## Records to process:
********************

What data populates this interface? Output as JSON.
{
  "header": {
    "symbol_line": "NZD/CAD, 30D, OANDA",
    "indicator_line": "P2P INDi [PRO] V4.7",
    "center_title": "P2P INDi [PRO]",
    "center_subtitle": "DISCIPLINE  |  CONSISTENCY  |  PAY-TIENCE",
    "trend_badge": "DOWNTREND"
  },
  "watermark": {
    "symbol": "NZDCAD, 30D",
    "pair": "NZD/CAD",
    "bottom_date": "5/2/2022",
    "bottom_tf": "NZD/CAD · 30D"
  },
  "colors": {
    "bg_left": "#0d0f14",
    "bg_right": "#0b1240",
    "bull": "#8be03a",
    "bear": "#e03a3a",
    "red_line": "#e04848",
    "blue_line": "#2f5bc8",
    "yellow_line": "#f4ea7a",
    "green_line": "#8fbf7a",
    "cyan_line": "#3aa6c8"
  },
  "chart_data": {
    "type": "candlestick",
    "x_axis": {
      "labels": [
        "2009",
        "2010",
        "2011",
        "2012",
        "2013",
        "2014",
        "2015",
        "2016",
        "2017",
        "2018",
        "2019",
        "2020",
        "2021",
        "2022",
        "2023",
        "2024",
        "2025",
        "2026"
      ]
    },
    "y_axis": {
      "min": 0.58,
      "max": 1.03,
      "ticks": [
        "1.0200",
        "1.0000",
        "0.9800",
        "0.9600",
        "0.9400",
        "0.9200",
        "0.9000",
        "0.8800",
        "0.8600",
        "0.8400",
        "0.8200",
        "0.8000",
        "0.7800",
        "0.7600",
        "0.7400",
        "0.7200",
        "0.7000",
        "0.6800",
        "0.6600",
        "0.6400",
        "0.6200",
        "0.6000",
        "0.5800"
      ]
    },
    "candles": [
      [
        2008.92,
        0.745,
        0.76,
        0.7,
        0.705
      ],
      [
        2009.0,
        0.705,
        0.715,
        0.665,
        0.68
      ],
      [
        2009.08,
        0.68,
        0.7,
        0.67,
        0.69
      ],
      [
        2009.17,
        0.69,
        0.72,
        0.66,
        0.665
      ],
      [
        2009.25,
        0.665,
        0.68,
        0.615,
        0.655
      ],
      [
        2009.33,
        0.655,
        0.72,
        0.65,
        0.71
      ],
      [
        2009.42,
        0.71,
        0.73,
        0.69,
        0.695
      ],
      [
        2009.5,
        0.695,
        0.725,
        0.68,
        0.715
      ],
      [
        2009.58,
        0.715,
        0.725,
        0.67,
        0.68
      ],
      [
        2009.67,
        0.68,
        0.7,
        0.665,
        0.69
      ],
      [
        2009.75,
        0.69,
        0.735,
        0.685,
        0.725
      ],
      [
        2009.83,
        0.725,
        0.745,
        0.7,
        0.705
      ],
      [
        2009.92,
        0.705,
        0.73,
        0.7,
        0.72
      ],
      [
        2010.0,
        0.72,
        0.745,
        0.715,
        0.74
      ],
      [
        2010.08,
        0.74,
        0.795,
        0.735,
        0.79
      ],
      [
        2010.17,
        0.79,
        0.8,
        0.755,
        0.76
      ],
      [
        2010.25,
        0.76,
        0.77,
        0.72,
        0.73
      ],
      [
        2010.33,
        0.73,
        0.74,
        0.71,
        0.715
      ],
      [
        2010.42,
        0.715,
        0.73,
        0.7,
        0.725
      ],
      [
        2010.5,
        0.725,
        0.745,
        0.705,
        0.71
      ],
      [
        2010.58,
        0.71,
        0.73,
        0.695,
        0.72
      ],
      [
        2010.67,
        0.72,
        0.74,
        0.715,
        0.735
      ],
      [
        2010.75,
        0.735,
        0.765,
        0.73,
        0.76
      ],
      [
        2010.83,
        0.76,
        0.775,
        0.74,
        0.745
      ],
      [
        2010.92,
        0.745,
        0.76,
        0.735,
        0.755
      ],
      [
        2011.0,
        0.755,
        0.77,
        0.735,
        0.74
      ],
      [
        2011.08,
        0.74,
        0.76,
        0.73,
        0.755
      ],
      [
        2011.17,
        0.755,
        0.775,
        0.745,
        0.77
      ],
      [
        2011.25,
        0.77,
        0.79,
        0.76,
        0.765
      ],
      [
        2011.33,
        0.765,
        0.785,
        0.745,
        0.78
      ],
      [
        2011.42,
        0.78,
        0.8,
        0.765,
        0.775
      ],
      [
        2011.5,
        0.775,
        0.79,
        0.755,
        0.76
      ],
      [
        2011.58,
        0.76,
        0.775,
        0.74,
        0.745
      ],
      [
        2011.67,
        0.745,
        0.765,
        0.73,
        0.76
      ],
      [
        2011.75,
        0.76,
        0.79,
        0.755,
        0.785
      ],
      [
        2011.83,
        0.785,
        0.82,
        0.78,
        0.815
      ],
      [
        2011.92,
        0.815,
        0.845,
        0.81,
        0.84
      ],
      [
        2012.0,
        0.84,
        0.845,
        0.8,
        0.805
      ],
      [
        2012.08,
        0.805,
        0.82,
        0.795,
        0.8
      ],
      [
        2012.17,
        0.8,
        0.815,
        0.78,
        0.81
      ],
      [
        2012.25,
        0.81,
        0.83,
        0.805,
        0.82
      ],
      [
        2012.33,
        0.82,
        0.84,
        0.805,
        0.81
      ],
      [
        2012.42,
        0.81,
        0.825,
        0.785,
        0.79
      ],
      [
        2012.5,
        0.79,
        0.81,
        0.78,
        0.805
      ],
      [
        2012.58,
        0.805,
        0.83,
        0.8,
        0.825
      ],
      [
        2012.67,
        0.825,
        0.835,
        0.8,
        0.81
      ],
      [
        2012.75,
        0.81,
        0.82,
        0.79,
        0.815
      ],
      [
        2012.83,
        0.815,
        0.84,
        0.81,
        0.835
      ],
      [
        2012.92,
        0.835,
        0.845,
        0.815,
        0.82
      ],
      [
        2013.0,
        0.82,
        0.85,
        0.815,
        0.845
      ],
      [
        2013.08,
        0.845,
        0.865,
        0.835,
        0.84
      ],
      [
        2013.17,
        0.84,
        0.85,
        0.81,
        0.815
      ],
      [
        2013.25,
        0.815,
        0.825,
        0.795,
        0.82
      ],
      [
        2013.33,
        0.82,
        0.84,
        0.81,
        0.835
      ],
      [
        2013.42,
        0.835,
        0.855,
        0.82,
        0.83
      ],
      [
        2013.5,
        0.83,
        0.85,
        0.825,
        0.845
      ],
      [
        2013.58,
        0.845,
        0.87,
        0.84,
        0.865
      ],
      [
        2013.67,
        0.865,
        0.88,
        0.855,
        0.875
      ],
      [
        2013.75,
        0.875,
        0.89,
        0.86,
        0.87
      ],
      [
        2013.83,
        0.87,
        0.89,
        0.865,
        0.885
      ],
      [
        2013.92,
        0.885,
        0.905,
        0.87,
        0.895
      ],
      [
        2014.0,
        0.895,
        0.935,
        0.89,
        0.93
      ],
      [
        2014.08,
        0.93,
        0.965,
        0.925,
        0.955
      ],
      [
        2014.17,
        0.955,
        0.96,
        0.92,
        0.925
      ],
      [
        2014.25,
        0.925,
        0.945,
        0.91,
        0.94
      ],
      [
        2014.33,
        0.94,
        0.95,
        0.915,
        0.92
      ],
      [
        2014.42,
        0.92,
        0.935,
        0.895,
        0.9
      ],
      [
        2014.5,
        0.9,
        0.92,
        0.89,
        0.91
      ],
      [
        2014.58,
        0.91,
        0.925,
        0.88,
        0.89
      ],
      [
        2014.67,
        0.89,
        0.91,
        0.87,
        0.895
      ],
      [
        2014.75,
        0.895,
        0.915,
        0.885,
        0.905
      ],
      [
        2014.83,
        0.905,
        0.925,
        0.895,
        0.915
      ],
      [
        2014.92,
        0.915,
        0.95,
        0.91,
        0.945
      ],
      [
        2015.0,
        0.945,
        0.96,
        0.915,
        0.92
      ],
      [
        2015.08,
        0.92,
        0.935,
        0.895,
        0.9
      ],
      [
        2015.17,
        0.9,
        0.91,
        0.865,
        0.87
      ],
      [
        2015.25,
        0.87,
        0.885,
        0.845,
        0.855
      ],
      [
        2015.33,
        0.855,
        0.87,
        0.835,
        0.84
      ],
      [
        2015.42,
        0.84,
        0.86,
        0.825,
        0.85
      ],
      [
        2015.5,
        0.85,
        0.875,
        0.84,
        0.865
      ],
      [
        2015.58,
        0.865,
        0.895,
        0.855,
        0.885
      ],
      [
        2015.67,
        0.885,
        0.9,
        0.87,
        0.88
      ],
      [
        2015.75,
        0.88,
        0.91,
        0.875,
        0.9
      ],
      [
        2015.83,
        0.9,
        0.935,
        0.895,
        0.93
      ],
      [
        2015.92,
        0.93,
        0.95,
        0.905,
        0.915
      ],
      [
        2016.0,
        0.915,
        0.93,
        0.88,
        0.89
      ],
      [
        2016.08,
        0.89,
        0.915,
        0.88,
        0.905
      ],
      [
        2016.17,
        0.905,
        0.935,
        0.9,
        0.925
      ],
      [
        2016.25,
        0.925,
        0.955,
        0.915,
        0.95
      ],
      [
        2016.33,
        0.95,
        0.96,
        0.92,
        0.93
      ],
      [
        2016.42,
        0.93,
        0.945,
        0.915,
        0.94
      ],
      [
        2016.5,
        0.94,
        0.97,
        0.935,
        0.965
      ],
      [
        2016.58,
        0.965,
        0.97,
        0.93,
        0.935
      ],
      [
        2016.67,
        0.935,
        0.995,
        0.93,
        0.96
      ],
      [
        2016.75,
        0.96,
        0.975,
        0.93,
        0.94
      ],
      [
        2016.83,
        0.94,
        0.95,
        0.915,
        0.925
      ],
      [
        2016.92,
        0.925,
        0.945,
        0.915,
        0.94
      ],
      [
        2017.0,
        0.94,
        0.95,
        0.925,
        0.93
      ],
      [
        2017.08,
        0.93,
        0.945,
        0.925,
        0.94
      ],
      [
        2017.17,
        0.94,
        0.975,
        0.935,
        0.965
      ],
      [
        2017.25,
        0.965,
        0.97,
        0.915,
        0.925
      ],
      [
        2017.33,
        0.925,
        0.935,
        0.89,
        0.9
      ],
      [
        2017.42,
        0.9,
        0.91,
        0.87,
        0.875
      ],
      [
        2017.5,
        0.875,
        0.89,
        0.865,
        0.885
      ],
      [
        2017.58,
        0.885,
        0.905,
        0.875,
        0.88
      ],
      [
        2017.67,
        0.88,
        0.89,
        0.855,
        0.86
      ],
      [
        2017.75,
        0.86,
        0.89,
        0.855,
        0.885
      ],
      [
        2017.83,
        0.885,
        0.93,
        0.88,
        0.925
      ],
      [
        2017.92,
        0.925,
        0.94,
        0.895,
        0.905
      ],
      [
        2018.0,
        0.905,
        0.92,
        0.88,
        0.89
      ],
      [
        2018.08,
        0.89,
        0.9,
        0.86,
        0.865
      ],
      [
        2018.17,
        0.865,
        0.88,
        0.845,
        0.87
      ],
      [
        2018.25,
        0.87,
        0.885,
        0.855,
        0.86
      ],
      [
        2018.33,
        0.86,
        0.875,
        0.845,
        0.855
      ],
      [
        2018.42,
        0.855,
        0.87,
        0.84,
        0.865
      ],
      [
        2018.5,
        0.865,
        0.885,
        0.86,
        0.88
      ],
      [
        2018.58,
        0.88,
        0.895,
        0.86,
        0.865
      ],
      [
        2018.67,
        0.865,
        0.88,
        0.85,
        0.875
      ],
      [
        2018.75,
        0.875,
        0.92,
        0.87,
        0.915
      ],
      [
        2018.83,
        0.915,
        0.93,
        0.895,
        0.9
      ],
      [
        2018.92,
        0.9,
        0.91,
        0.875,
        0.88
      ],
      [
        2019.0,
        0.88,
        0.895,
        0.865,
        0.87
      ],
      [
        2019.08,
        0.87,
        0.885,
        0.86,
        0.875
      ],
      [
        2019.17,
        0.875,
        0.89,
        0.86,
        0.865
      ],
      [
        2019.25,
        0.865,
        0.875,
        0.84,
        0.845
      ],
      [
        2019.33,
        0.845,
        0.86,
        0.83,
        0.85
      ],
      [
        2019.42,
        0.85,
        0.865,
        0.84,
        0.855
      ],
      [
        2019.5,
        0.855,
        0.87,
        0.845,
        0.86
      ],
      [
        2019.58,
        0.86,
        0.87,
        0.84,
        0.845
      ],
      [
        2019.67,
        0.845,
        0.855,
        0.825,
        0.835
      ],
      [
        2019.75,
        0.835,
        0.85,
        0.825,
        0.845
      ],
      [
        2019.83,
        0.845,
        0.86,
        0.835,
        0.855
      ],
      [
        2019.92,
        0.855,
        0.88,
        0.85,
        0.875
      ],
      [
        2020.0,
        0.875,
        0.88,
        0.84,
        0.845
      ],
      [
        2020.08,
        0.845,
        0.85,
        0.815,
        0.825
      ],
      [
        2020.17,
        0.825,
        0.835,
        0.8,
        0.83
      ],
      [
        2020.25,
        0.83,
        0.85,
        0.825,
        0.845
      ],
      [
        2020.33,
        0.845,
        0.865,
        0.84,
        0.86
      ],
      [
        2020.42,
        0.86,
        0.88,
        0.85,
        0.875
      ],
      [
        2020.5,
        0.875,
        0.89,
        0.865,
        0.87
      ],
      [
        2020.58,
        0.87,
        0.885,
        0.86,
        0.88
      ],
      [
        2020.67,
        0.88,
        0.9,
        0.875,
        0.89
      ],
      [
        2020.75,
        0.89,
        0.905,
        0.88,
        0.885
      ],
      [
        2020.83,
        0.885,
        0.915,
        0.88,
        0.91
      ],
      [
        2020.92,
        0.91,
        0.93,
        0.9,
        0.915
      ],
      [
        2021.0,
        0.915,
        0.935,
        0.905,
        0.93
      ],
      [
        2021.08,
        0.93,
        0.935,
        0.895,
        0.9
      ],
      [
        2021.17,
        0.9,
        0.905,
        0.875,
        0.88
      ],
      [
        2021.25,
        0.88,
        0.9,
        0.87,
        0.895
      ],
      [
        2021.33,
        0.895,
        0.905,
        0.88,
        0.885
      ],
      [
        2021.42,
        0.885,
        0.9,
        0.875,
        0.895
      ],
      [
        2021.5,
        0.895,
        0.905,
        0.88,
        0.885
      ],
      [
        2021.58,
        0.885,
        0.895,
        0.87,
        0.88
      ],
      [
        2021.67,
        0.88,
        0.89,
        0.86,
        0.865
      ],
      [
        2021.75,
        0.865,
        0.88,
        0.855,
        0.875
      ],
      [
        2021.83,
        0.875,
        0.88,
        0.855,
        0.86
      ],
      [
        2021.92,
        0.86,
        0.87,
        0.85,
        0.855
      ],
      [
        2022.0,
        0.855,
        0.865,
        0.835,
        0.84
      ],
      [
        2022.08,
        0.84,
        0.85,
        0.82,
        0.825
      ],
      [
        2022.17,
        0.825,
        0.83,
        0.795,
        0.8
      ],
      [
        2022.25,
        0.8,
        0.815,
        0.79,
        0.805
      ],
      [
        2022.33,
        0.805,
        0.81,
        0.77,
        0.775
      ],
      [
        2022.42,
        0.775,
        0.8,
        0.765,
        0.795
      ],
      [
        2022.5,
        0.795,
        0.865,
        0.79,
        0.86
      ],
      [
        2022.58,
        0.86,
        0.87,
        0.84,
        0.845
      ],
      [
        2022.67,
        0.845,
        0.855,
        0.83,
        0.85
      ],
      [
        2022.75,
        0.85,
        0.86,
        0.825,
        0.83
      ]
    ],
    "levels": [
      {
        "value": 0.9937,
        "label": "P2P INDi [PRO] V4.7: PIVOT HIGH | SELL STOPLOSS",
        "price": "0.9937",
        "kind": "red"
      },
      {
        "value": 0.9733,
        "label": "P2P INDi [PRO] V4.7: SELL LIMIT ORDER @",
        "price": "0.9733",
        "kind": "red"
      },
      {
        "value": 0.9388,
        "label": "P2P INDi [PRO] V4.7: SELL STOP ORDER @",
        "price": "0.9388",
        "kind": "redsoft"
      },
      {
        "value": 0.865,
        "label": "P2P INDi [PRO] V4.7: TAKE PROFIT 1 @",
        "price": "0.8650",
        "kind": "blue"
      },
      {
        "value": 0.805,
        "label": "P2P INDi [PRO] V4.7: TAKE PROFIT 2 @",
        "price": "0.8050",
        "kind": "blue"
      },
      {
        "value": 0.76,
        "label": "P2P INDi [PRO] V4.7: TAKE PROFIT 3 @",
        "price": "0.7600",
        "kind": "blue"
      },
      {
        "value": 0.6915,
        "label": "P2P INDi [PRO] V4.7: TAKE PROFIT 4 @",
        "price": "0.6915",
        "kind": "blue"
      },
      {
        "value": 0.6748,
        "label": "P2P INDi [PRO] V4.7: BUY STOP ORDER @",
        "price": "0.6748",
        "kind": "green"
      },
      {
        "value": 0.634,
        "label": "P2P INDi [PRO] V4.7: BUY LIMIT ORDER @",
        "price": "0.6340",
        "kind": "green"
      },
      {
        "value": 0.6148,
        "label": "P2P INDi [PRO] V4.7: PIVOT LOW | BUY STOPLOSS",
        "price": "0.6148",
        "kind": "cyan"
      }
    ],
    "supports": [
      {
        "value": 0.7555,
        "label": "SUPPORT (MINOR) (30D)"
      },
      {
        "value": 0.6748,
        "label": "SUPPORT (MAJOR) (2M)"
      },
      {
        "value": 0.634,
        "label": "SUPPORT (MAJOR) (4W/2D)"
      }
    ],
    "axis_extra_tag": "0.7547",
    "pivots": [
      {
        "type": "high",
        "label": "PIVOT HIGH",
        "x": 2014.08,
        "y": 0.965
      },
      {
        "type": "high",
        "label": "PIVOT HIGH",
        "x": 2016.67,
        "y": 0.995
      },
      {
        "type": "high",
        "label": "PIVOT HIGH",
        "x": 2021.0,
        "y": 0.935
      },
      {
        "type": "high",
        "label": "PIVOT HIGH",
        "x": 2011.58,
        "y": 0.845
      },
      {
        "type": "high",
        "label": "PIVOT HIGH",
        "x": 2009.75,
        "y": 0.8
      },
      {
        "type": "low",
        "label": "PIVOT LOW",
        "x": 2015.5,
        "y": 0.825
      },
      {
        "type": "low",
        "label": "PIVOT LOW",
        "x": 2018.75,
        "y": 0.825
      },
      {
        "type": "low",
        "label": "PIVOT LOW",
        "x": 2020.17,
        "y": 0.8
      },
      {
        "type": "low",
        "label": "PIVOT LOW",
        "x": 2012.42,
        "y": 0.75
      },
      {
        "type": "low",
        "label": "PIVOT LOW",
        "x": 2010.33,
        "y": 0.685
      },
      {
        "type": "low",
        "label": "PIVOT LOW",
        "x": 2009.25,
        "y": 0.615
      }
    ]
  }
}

********************

## Exercise directions:
Find the lines above that include the string "STOPLOSS" and copy them.

## Result:
        "label": "P2P INDi [PRO] V4.7: PIVOT HIGH | SELL STOPLOSS",
        "label": "P2P INDi [PRO] V4.7: PIVOT LOW | BUY STOPLOSS",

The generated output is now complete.